Instructions for the task: Reproduce each of the items below line for line, without altering a single character.

Data for the task:
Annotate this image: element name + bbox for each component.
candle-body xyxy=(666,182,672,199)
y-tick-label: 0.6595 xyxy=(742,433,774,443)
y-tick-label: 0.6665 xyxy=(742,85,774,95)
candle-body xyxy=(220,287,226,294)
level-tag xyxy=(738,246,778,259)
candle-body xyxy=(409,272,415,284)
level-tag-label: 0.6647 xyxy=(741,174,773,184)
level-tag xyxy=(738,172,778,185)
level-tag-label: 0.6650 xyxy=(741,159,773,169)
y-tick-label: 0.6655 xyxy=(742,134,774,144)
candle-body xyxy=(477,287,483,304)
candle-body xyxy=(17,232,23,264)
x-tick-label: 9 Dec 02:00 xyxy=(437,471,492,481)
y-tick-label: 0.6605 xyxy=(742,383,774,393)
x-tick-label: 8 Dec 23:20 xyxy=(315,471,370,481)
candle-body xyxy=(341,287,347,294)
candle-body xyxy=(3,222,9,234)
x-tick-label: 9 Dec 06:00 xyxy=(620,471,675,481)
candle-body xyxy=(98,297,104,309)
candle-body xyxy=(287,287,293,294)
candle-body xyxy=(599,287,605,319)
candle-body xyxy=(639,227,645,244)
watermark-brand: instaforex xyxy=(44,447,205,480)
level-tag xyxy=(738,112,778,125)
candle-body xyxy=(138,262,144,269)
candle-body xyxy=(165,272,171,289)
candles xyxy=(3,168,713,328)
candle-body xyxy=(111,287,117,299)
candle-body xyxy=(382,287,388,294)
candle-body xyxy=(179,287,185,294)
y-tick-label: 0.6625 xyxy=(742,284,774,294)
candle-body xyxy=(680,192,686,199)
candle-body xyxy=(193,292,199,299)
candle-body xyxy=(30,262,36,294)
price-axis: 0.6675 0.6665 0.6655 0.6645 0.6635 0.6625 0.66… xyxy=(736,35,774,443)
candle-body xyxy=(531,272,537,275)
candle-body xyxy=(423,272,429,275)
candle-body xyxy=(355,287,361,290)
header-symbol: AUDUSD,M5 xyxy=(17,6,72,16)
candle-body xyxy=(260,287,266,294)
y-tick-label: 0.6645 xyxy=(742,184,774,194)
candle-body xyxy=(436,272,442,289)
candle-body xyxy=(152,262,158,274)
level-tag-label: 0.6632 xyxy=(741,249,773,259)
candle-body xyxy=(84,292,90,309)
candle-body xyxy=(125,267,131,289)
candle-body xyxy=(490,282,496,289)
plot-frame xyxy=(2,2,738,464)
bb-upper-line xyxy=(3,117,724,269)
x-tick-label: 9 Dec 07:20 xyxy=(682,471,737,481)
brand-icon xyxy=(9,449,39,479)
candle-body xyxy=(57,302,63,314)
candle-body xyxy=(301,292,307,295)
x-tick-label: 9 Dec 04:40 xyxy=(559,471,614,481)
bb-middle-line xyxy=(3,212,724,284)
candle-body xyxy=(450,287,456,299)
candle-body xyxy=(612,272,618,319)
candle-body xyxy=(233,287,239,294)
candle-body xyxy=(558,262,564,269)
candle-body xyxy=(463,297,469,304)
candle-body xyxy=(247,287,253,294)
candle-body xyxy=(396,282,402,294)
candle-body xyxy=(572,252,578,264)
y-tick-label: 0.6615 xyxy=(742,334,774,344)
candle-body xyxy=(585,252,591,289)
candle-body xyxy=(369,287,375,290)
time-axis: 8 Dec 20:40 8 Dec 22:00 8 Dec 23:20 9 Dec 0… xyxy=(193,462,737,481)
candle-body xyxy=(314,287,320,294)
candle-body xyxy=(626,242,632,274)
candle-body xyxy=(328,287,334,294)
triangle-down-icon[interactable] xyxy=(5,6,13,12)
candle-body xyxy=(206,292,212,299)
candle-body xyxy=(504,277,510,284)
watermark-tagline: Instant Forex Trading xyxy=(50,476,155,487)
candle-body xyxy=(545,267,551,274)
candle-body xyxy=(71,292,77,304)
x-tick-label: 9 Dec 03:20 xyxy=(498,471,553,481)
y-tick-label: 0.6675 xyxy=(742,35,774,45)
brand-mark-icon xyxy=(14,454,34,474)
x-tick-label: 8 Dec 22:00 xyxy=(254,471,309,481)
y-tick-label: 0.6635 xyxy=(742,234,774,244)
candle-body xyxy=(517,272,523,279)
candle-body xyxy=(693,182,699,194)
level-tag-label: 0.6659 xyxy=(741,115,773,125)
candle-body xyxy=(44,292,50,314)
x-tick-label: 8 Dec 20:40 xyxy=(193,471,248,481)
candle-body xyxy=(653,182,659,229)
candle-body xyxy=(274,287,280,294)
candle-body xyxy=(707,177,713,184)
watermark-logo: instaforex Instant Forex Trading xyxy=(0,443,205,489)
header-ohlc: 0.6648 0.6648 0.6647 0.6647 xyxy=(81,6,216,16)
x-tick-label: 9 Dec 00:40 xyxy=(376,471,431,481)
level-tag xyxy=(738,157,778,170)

The completed task:
Annotate this image: element name + bbox for each component.
candle-body xyxy=(666,182,672,199)
y-tick-label: 0.6595 xyxy=(742,433,774,443)
y-tick-label: 0.6665 xyxy=(742,85,774,95)
candle-body xyxy=(220,287,226,294)
level-tag xyxy=(738,246,778,259)
candle-body xyxy=(409,272,415,284)
level-tag-label: 0.6647 xyxy=(741,174,773,184)
level-tag xyxy=(738,172,778,185)
level-tag-label: 0.6650 xyxy=(741,159,773,169)
y-tick-label: 0.6655 xyxy=(742,134,774,144)
candle-body xyxy=(477,287,483,304)
candle-body xyxy=(17,232,23,264)
x-tick-label: 9 Dec 02:00 xyxy=(437,471,492,481)
y-tick-label: 0.6605 xyxy=(742,383,774,393)
x-tick-label: 8 Dec 23:20 xyxy=(315,471,370,481)
candle-body xyxy=(341,287,347,294)
candle-body xyxy=(3,222,9,234)
x-tick-label: 9 Dec 06:00 xyxy=(620,471,675,481)
candle-body xyxy=(98,297,104,309)
candle-body xyxy=(287,287,293,294)
candle-body xyxy=(599,287,605,319)
candle-body xyxy=(639,227,645,244)
watermark-brand: instaforex xyxy=(44,447,205,480)
level-tag xyxy=(738,112,778,125)
candle-body xyxy=(138,262,144,269)
candle-body xyxy=(165,272,171,289)
candles xyxy=(3,168,713,328)
candle-body xyxy=(111,287,117,299)
candle-body xyxy=(382,287,388,294)
candle-body xyxy=(179,287,185,294)
y-tick-label: 0.6625 xyxy=(742,284,774,294)
candle-body xyxy=(680,192,686,199)
candle-body xyxy=(193,292,199,299)
candle-body xyxy=(30,262,36,294)
price-axis: 0.6675 0.6665 0.6655 0.6645 0.6635 0.6625 0.66… xyxy=(736,35,774,443)
candle-body xyxy=(531,272,537,275)
candle-body xyxy=(423,272,429,275)
candle-body xyxy=(355,287,361,290)
header-symbol: AUDUSD,M5 xyxy=(17,6,72,16)
candle-body xyxy=(260,287,266,294)
y-tick-label: 0.6645 xyxy=(742,184,774,194)
candle-body xyxy=(436,272,442,289)
candle-body xyxy=(152,262,158,274)
level-tag-label: 0.6632 xyxy=(741,249,773,259)
candle-body xyxy=(84,292,90,309)
candle-body xyxy=(125,267,131,289)
candle-body xyxy=(490,282,496,289)
plot-frame xyxy=(2,2,738,464)
bb-upper-line xyxy=(3,117,724,269)
x-tick-label: 9 Dec 07:20 xyxy=(682,471,737,481)
brand-icon xyxy=(9,449,39,479)
candle-body xyxy=(57,302,63,314)
candle-body xyxy=(301,292,307,295)
x-tick-label: 9 Dec 04:40 xyxy=(559,471,614,481)
bb-middle-line xyxy=(3,212,724,284)
candle-body xyxy=(450,287,456,299)
candle-body xyxy=(612,272,618,319)
candle-body xyxy=(233,287,239,294)
candle-body xyxy=(558,262,564,269)
candle-body xyxy=(463,297,469,304)
candle-body xyxy=(247,287,253,294)
candle-body xyxy=(396,282,402,294)
candle-body xyxy=(572,252,578,264)
y-tick-label: 0.6615 xyxy=(742,334,774,344)
candle-body xyxy=(585,252,591,289)
candle-body xyxy=(369,287,375,290)
time-axis: 8 Dec 20:40 8 Dec 22:00 8 Dec 23:20 9 Dec 0… xyxy=(193,462,737,481)
candle-body xyxy=(314,287,320,294)
candle-body xyxy=(626,242,632,274)
candle-body xyxy=(328,287,334,294)
triangle-down-icon[interactable] xyxy=(5,6,13,12)
candle-body xyxy=(206,292,212,299)
candle-body xyxy=(504,277,510,284)
watermark-tagline: Instant Forex Trading xyxy=(50,476,155,487)
candle-body xyxy=(545,267,551,274)
candle-body xyxy=(71,292,77,304)
x-tick-label: 9 Dec 03:20 xyxy=(498,471,553,481)
y-tick-label: 0.6675 xyxy=(742,35,774,45)
brand-mark-icon xyxy=(14,454,34,474)
x-tick-label: 8 Dec 22:00 xyxy=(254,471,309,481)
y-tick-label: 0.6635 xyxy=(742,234,774,244)
candle-body xyxy=(517,272,523,279)
candle-body xyxy=(693,182,699,194)
level-tag-label: 0.6659 xyxy=(741,115,773,125)
candle-body xyxy=(44,292,50,314)
x-tick-label: 8 Dec 20:40 xyxy=(193,471,248,481)
candle-body xyxy=(653,182,659,229)
candle-body xyxy=(274,287,280,294)
candle-body xyxy=(707,177,713,184)
watermark-logo: instaforex Instant Forex Trading xyxy=(0,443,205,489)
header-ohlc: 0.6648 0.6648 0.6647 0.6647 xyxy=(81,6,216,16)
x-tick-label: 9 Dec 00:40 xyxy=(376,471,431,481)
level-tag xyxy=(738,157,778,170)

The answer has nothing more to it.